▸ **Required work**
Write out the entries below once more, exactly.

▸ **Rows**
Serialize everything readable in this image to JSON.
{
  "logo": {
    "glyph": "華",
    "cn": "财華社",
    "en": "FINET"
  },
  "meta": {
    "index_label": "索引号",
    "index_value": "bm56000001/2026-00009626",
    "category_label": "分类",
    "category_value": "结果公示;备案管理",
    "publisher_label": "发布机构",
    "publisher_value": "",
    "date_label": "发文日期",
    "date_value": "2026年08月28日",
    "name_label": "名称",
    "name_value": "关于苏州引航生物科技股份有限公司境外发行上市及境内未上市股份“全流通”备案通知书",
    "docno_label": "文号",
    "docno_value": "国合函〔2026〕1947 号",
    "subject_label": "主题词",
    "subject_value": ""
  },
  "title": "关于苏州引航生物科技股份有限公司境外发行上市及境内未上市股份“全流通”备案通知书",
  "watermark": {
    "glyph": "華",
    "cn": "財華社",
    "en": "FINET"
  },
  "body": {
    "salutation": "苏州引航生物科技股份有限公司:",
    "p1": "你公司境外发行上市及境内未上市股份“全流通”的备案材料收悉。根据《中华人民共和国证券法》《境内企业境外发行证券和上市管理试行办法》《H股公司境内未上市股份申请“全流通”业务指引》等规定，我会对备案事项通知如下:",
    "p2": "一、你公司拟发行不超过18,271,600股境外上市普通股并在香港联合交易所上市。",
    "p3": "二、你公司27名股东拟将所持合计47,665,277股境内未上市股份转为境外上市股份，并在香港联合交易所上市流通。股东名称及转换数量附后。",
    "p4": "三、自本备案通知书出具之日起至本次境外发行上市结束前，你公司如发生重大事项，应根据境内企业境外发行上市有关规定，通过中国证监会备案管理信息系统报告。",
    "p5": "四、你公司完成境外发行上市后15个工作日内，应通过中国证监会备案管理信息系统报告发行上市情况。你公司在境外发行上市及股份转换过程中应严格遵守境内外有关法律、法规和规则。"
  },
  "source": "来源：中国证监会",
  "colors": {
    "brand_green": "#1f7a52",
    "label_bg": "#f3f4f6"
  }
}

▸ **Result for this exercise**
Serialize everything readable in this image to JSON.
{
  "logo": {
    "glyph": "華",
    "cn": "财華社",
    "en": "FINET"
  },
  "meta": {
    "index_label": "索引号",
    "index_value": "bm56000001/2026-00009626",
    "category_label": "分类",
    "category_value": "结果公示;备案管理",
    "publisher_label": "发布机构",
    "publisher_value": "",
    "date_label": "发文日期",
    "date_value": "2026年08月28日",
    "name_label": "名称",
    "name_value": "关于苏州引航生物科技股份有限公司境外发行上市及境内未上市股份“全流通”备案通知书",
    "docno_label": "文号",
    "docno_value": "国合函〔2026〕1947 号",
    "subject_label": "主题词",
    "subject_value": ""
  },
  "title": "关于苏州引航生物科技股份有限公司境外发行上市及境内未上市股份“全流通”备案通知书",
  "watermark": {
    "glyph": "華",
    "cn": "財華社",
    "en": "FINET"
  },
  "body": {
    "salutation": "苏州引航生物科技股份有限公司:",
    "p1": "你公司境外发行上市及境内未上市股份“全流通”的备案材料收悉。根据《中华人民共和国证券法》《境内企业境外发行证券和上市管理试行办法》《H股公司境内未上市股份申请“全流通”业务指引》等规定，我会对备案事项通知如下:",
    "p2": "一、你公司拟发行不超过18,271,600股境外上市普通股并在香港联合交易所上市。",
    "p3": "二、你公司27名股东拟将所持合计47,665,277股境内未上市股份转为境外上市股份，并在香港联合交易所上市流通。股东名称及转换数量附后。",
    "p4": "三、自本备案通知书出具之日起至本次境外发行上市结束前，你公司如发生重大事项，应根据境内企业境外发行上市有关规定，通过中国证监会备案管理信息系统报告。",
    "p5": "四、你公司完成境外发行上市后15个工作日内，应通过中国证监会备案管理信息系统报告发行上市情况。你公司在境外发行上市及股份转换过程中应严格遵守境内外有关法律、法规和规则。"
  },
  "source": "来源：中国证监会",
  "colors": {
    "brand_green": "#1f7a52",
    "label_bg": "#f3f4f6"
  }
}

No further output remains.